• Directive: Collect from the data below each line with "name".

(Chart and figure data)
---+---
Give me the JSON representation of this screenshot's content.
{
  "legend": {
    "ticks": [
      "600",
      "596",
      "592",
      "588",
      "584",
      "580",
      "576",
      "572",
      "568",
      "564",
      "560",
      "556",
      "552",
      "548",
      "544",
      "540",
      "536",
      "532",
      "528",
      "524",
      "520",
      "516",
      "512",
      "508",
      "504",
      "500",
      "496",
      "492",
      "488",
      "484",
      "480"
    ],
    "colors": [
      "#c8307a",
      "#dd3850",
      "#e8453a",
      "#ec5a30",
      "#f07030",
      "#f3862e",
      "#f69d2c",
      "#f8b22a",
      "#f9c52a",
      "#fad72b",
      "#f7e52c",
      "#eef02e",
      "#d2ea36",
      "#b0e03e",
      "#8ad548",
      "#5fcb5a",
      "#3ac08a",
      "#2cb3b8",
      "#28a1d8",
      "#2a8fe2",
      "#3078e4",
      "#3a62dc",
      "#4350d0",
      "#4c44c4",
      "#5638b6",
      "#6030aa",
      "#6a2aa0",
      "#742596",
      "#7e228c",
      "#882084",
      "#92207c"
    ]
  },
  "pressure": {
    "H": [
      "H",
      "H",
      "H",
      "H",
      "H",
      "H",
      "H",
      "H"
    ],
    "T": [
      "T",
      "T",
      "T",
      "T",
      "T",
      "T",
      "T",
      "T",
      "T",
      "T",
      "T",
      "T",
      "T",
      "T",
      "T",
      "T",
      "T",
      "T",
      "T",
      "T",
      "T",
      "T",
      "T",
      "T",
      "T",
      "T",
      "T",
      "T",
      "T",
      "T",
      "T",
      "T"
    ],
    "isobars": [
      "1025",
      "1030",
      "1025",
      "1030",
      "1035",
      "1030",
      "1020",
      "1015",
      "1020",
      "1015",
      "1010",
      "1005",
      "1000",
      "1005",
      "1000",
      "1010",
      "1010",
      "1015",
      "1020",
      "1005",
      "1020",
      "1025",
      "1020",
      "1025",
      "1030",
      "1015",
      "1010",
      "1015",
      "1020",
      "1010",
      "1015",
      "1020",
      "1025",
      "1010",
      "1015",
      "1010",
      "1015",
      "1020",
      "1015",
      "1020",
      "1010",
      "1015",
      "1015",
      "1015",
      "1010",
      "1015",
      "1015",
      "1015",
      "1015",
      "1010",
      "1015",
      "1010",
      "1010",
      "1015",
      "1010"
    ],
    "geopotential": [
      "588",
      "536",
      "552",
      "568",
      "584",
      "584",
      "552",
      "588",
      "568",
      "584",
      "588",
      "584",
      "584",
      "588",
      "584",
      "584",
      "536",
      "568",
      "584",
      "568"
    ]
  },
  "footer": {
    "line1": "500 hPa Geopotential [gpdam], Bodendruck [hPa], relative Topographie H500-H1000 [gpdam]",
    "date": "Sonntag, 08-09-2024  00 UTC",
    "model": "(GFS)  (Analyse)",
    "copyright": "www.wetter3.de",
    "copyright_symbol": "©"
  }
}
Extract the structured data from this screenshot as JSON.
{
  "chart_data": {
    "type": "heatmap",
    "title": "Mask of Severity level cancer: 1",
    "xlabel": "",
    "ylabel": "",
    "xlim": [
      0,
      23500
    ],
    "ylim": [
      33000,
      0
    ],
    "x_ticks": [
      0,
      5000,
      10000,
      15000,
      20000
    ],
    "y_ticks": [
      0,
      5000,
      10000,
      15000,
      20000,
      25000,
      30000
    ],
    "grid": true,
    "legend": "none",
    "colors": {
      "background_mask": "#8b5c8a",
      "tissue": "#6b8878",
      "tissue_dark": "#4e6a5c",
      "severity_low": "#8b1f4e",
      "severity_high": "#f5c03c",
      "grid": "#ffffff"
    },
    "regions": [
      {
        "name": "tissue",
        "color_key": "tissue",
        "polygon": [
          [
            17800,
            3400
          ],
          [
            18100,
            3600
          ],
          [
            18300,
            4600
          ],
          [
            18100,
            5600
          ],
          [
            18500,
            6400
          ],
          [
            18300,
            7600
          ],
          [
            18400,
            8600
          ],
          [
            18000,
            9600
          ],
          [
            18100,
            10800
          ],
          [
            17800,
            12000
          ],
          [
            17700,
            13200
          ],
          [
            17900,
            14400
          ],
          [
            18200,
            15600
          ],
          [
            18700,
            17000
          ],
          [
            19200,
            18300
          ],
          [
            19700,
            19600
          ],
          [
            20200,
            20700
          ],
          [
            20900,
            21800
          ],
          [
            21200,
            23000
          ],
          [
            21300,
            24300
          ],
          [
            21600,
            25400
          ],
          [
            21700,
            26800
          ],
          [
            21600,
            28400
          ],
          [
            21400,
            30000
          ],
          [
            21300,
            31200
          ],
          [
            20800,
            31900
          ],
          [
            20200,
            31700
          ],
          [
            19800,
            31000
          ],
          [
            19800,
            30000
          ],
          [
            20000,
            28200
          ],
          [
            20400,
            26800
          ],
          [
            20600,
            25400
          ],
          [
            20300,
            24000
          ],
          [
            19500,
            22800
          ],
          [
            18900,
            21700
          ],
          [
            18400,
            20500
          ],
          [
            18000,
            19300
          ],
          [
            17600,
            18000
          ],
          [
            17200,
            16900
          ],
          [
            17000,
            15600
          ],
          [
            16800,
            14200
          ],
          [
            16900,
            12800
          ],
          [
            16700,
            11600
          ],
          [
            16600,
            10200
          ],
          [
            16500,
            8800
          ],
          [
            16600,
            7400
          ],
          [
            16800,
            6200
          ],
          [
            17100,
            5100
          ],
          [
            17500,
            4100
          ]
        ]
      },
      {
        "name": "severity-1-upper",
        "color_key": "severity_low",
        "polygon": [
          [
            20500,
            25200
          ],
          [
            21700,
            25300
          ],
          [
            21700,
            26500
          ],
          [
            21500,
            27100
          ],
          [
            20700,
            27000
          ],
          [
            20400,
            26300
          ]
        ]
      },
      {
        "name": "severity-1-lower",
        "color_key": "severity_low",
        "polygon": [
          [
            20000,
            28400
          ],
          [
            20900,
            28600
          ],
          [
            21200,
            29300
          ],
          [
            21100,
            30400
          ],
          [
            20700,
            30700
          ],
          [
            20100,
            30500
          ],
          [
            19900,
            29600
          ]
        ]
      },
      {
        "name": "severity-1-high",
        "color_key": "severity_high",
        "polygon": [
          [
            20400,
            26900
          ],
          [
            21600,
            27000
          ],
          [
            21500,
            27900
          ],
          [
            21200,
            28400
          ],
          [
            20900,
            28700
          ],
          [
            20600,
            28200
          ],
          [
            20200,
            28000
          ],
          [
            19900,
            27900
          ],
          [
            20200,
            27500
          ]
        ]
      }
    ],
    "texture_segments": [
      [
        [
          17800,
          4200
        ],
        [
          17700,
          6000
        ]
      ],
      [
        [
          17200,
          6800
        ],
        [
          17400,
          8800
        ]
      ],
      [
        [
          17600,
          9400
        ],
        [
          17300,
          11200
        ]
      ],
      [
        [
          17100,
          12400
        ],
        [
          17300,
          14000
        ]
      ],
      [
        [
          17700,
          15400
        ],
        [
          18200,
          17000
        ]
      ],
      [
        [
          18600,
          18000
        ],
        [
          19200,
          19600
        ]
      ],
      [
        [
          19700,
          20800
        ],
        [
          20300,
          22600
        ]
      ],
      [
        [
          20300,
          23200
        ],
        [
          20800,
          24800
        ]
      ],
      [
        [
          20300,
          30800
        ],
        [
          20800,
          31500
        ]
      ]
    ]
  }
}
---+---
• The completed task:
        "name": "tissue",
        "name": "severity-1-upper",
        "name": "severity-1-lower",
        "name": "severity-1-high",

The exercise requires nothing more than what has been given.